What is needed:
Identify the lines in the data below that contain "UnDefined" and give only how many there are.

Stored entries:

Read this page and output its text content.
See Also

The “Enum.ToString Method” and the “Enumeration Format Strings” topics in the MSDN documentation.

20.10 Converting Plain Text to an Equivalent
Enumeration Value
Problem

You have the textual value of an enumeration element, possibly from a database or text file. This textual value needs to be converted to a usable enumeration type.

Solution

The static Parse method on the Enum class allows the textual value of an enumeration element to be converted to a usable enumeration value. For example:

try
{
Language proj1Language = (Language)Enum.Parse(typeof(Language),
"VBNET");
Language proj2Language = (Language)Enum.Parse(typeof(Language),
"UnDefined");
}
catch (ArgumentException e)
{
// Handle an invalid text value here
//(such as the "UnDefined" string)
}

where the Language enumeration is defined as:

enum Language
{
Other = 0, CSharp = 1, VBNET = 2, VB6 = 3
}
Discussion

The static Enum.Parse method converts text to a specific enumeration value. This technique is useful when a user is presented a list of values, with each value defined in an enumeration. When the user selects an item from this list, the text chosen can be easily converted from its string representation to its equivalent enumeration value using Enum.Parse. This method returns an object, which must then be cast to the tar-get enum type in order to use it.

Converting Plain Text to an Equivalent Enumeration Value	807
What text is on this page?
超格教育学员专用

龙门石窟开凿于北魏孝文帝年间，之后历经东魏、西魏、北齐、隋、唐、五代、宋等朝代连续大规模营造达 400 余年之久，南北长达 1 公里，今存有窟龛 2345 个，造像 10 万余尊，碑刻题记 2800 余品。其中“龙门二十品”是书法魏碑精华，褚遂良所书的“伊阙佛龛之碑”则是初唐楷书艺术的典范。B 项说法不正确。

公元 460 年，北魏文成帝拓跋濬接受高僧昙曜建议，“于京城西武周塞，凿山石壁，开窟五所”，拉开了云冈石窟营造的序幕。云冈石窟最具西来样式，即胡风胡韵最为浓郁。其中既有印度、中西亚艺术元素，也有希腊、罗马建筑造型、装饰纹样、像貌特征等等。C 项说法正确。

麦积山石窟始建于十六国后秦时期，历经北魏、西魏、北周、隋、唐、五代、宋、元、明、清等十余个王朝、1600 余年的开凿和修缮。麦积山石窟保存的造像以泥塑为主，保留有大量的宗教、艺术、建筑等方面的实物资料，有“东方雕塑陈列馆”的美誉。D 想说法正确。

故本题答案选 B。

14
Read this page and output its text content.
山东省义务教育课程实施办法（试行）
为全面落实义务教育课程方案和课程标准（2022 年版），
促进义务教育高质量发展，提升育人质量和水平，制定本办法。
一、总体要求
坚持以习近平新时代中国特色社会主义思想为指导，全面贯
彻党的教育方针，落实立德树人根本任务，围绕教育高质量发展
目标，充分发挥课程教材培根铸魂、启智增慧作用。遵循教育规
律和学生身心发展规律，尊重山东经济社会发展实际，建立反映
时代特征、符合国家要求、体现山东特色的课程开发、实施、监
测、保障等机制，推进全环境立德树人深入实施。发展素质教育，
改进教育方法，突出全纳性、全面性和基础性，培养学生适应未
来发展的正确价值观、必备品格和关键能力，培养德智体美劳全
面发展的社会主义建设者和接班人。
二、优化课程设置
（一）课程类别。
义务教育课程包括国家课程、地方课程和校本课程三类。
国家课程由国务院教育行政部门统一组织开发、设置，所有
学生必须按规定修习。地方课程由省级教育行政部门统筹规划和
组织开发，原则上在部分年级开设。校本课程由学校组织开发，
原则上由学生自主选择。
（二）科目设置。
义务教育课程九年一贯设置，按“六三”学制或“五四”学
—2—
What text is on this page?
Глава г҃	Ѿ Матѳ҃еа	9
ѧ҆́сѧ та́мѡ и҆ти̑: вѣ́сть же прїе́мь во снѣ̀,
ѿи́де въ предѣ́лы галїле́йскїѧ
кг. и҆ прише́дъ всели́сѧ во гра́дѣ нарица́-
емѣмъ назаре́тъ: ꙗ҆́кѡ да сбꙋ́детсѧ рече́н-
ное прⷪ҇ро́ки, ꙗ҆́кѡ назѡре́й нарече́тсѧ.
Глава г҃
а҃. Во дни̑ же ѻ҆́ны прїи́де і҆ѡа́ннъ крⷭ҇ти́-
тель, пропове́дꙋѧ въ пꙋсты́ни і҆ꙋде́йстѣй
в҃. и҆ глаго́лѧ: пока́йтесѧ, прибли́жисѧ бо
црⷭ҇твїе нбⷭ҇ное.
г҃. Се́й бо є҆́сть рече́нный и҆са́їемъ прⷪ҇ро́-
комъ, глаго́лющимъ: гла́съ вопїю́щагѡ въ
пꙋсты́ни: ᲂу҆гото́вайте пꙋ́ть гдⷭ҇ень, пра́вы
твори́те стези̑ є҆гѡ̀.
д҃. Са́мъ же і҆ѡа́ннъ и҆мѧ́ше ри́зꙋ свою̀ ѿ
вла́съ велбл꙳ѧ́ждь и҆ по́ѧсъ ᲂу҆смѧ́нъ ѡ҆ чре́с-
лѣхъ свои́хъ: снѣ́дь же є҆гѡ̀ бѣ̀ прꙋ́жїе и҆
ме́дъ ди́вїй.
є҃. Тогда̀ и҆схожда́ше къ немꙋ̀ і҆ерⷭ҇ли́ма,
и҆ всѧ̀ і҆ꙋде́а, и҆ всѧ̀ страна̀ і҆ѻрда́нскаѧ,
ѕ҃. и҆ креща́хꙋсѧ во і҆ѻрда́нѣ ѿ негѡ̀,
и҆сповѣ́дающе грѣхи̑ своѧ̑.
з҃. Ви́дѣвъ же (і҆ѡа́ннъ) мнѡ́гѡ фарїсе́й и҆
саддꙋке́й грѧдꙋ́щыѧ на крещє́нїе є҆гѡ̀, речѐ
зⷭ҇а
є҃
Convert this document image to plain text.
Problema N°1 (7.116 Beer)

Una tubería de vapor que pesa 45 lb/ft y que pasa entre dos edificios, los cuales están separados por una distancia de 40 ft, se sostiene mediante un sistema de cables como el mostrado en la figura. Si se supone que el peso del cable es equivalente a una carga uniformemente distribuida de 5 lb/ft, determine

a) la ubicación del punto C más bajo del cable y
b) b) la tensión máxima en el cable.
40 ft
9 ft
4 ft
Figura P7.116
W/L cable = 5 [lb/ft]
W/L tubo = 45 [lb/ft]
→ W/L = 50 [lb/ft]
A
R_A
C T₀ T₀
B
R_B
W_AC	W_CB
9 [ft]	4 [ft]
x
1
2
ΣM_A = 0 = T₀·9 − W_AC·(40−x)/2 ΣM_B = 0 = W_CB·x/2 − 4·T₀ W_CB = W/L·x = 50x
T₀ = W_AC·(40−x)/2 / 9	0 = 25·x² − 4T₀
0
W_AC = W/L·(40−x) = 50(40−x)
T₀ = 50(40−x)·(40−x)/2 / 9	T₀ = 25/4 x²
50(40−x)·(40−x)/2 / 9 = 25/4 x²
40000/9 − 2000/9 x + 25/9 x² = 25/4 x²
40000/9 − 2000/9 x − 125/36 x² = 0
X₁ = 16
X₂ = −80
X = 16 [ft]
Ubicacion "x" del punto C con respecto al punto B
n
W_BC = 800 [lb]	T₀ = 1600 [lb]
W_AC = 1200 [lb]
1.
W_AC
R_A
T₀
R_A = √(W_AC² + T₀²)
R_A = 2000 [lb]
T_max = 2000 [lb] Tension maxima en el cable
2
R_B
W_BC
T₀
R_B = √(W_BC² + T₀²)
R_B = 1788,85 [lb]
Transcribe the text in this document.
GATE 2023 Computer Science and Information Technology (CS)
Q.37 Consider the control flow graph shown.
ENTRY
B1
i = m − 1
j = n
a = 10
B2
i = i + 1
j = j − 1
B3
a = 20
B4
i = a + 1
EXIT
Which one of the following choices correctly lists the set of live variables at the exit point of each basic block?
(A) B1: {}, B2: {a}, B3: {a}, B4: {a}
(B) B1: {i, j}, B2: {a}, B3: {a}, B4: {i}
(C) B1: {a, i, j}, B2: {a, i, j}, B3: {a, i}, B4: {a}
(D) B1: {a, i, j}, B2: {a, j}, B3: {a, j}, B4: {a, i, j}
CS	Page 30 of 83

The result:
2